** BEGIN **
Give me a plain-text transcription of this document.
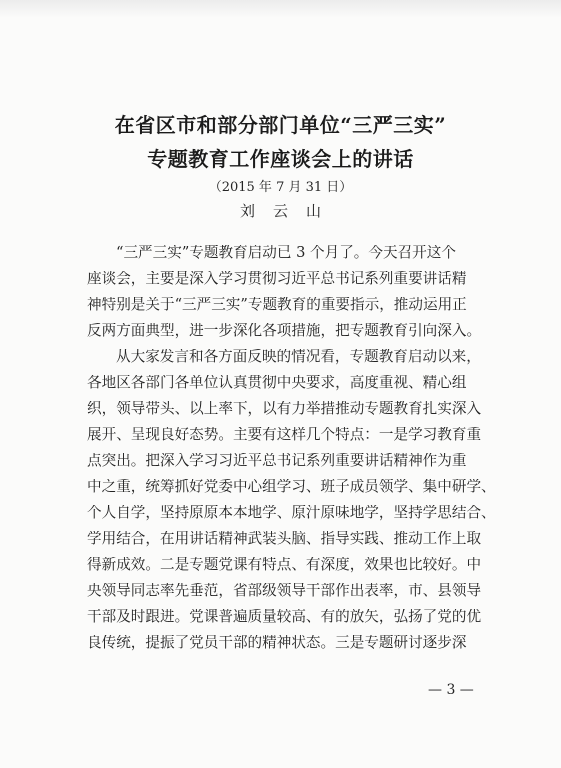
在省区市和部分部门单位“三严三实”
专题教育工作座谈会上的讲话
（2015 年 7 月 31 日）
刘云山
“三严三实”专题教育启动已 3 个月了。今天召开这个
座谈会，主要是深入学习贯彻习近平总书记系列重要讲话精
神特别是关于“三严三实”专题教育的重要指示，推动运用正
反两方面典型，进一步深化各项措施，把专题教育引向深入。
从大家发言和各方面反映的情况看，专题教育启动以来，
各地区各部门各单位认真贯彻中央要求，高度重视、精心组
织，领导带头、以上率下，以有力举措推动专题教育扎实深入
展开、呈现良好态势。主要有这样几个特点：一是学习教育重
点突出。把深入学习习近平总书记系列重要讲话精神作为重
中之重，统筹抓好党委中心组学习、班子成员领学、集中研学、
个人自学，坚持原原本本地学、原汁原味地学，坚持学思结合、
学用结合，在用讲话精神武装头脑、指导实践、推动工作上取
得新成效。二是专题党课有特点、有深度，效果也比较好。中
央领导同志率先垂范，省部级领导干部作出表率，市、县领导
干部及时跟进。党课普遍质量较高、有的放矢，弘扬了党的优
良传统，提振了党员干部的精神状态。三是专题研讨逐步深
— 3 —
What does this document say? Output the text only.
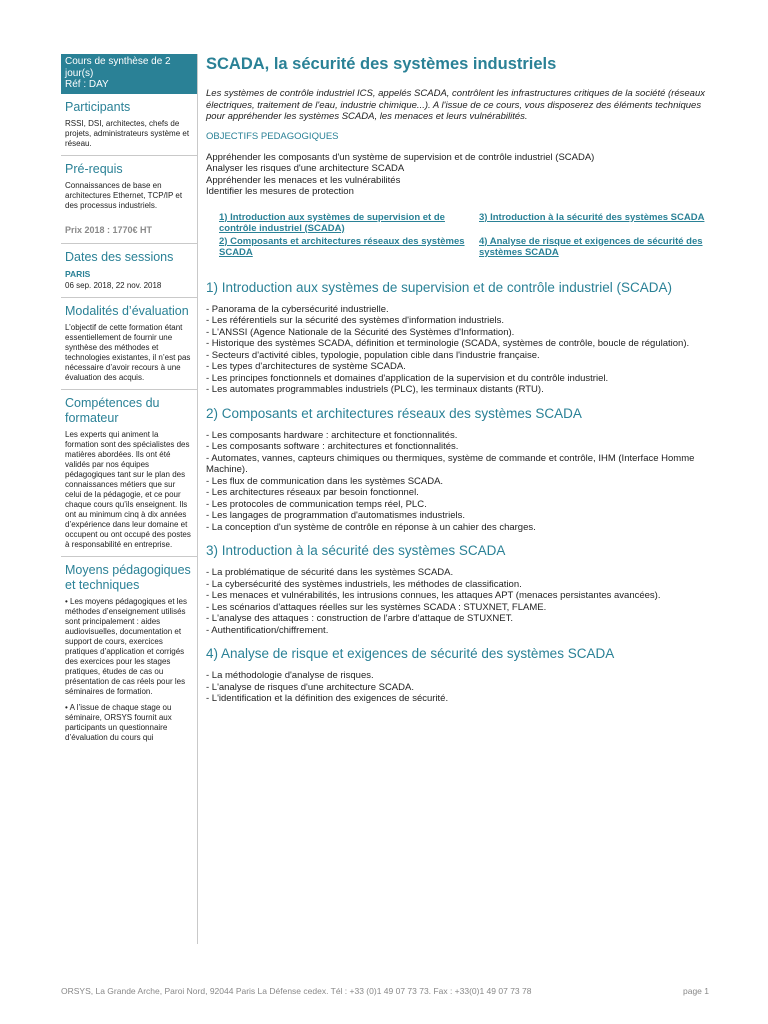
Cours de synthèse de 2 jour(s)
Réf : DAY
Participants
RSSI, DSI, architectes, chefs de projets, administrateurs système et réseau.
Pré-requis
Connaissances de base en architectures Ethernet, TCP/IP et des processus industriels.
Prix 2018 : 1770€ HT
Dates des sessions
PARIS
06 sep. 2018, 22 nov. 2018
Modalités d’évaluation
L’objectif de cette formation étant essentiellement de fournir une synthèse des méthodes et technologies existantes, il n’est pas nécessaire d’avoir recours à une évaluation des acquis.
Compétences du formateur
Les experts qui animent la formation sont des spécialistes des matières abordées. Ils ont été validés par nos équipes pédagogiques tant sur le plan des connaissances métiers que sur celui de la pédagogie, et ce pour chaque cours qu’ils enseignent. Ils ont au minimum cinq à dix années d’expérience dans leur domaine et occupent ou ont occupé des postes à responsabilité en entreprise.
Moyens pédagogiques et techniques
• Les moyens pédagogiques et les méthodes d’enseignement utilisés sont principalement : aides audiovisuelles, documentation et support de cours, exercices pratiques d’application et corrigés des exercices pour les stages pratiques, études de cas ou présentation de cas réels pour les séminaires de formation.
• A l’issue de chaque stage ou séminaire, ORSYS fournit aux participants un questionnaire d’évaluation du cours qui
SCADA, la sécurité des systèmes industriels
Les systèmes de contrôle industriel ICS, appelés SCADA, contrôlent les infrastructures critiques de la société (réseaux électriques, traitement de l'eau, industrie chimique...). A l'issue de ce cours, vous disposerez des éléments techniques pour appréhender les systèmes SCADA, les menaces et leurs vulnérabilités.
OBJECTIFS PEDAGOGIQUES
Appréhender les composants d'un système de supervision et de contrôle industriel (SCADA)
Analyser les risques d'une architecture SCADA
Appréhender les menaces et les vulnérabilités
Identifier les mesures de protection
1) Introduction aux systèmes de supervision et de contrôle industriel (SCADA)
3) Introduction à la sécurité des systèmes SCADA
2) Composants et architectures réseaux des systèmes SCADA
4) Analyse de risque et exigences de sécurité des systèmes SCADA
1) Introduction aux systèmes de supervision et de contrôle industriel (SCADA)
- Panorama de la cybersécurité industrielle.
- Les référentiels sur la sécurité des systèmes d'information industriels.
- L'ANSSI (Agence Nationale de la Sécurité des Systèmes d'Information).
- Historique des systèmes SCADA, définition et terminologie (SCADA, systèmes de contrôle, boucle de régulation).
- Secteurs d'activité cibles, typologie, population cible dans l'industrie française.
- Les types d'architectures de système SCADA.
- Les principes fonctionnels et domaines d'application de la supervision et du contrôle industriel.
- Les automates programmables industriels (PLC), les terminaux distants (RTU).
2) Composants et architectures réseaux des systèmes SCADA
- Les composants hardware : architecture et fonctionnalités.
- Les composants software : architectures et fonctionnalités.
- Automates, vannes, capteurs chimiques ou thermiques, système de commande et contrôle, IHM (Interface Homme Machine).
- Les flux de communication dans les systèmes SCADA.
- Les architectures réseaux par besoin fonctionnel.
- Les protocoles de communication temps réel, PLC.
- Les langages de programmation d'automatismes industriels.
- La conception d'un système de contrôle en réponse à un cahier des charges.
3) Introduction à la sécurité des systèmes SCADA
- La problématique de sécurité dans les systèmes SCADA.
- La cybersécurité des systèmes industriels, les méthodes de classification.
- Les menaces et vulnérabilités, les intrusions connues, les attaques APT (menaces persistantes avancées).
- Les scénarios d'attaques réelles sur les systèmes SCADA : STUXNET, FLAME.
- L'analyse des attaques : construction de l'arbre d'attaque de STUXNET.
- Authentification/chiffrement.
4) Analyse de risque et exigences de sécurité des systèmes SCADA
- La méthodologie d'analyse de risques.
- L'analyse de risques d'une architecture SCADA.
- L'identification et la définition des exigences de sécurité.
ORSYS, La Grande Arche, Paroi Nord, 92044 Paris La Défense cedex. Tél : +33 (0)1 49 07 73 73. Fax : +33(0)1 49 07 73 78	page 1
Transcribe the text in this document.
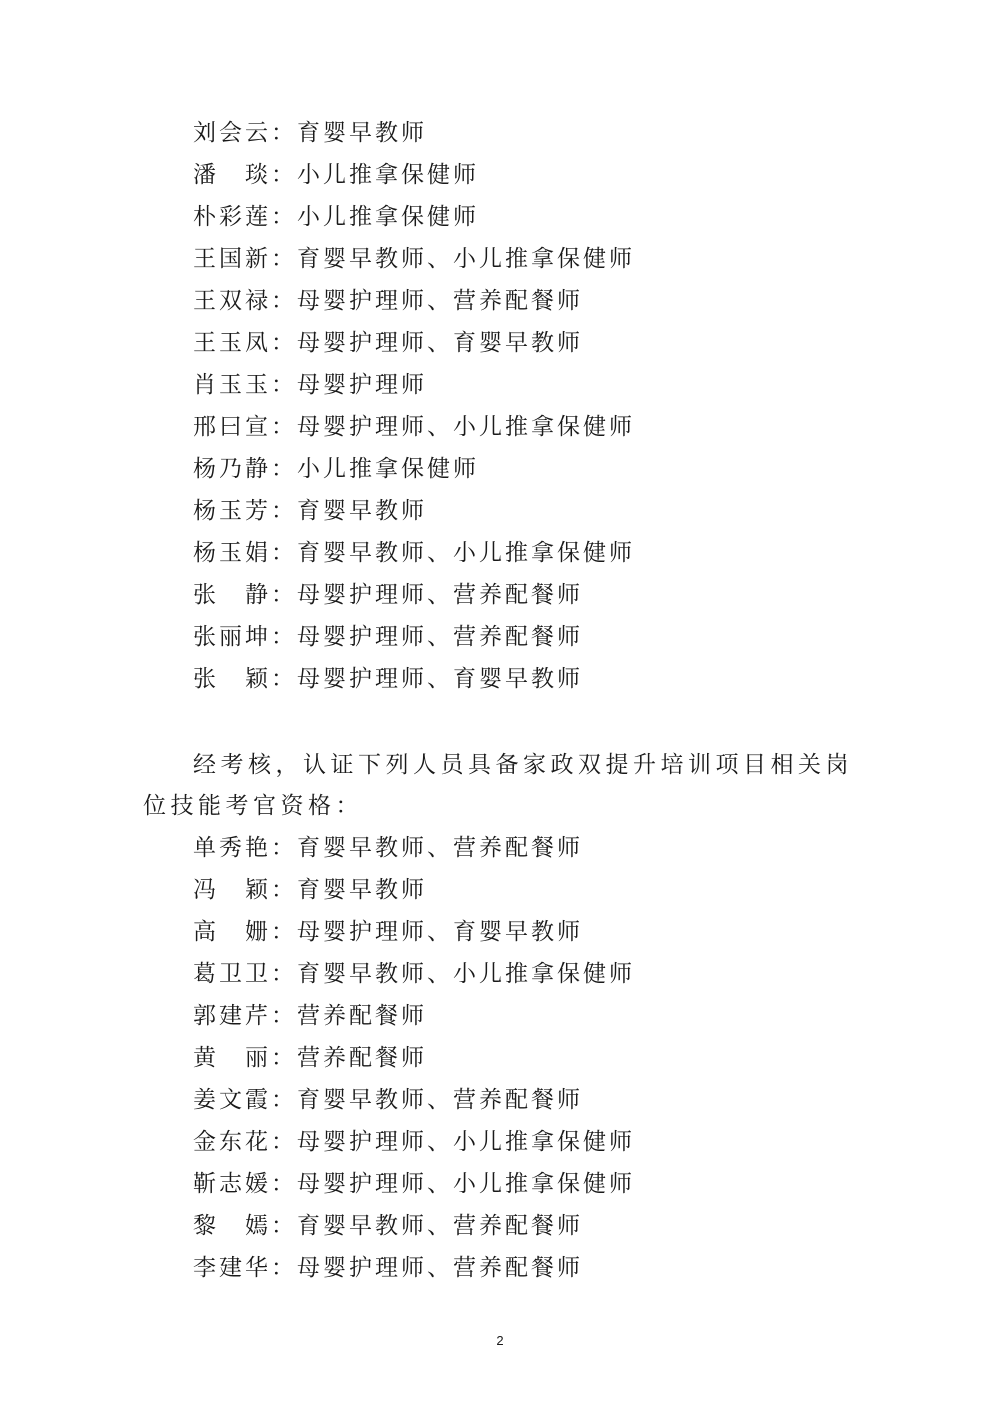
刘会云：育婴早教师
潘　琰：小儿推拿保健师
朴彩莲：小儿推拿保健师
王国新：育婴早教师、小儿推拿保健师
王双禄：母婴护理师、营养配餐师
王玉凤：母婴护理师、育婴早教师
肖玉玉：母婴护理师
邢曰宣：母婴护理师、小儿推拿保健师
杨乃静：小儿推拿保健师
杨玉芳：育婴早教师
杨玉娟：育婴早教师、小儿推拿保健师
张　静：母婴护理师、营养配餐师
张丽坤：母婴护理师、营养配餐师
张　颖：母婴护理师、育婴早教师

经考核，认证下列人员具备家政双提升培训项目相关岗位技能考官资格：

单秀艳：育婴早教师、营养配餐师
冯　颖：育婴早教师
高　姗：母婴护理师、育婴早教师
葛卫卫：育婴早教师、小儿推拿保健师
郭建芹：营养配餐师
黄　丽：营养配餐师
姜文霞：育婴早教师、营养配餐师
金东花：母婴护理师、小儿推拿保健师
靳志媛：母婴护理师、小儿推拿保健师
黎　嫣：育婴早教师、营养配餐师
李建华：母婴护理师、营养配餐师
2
** END **
Request:
Quote only the lines that start at the line holding "Transcribe the text in this document." and end at the last line of the entries, including both of those lines, and omit every picture.

Response:
Transcribe the text in this document.
刘会云：育婴早教师
潘　琰：小儿推拿保健师
朴彩莲：小儿推拿保健师
王国新：育婴早教师、小儿推拿保健师
王双禄：母婴护理师、营养配餐师
王玉凤：母婴护理师、育婴早教师
肖玉玉：母婴护理师
邢曰宣：母婴护理师、小儿推拿保健师
杨乃静：小儿推拿保健师
杨玉芳：育婴早教师
杨玉娟：育婴早教师、小儿推拿保健师
张　静：母婴护理师、营养配餐师
张丽坤：母婴护理师、营养配餐师
张　颖：母婴护理师、育婴早教师

经考核，认证下列人员具备家政双提升培训项目相关岗位技能考官资格：

单秀艳：育婴早教师、营养配餐师
冯　颖：育婴早教师
高　姗：母婴护理师、育婴早教师
葛卫卫：育婴早教师、小儿推拿保健师
郭建芹：营养配餐师
黄　丽：营养配餐师
姜文霞：育婴早教师、营养配餐师
金东花：母婴护理师、小儿推拿保健师
靳志媛：母婴护理师、小儿推拿保健师
黎　嫣：育婴早教师、营养配餐师
李建华：母婴护理师、营养配餐师
2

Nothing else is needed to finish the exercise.